_EXERCISE PROMPT_
Count each line in which the word "巩固和提升" appears. Reply with the total and nothing more.

[START EXERCISE INPUTS]

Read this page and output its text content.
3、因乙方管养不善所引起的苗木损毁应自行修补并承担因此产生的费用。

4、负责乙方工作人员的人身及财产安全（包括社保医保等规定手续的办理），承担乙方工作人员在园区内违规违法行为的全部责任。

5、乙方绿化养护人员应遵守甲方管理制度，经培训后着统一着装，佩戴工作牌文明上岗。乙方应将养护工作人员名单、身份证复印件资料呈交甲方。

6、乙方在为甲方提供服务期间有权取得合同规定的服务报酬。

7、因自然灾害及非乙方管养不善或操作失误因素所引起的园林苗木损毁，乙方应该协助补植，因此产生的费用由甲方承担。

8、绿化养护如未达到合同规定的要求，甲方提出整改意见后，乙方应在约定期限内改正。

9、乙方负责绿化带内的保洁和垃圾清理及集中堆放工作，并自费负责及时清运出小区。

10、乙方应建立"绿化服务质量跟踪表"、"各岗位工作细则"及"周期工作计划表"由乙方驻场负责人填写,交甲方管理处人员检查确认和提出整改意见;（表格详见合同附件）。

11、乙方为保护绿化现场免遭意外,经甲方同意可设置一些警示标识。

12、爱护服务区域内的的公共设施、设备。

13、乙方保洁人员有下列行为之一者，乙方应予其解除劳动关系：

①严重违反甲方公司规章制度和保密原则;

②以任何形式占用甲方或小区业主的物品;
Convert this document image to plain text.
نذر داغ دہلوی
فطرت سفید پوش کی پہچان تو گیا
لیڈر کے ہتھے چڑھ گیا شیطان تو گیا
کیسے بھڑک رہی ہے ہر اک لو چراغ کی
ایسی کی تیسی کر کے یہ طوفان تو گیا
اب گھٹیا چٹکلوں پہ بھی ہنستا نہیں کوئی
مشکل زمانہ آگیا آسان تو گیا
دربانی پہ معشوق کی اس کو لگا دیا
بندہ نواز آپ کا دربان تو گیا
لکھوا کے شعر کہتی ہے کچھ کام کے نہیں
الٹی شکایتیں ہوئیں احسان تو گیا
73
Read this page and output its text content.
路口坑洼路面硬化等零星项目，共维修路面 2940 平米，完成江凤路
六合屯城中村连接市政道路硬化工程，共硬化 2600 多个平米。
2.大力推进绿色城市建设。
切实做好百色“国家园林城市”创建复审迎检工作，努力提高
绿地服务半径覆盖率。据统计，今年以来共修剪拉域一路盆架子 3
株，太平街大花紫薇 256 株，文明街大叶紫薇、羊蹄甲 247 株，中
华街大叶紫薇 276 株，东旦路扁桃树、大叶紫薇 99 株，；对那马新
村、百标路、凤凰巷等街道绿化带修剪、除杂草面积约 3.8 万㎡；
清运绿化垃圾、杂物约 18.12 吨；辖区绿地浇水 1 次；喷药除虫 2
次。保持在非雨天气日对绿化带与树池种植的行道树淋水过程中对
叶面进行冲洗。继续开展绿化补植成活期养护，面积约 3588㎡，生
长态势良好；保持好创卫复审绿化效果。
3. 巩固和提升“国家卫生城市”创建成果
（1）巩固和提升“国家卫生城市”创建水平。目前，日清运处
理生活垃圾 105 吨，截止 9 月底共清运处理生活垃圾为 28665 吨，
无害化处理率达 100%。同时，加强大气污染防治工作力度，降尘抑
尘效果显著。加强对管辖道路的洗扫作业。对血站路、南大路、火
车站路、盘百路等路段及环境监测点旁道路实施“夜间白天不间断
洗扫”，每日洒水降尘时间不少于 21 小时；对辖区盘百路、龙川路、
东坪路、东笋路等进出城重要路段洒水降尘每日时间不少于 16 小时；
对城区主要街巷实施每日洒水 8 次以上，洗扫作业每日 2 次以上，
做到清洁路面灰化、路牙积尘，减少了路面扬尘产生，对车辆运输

[END EXERCISE INPUTS]

_WRITTEN ANSWER_
2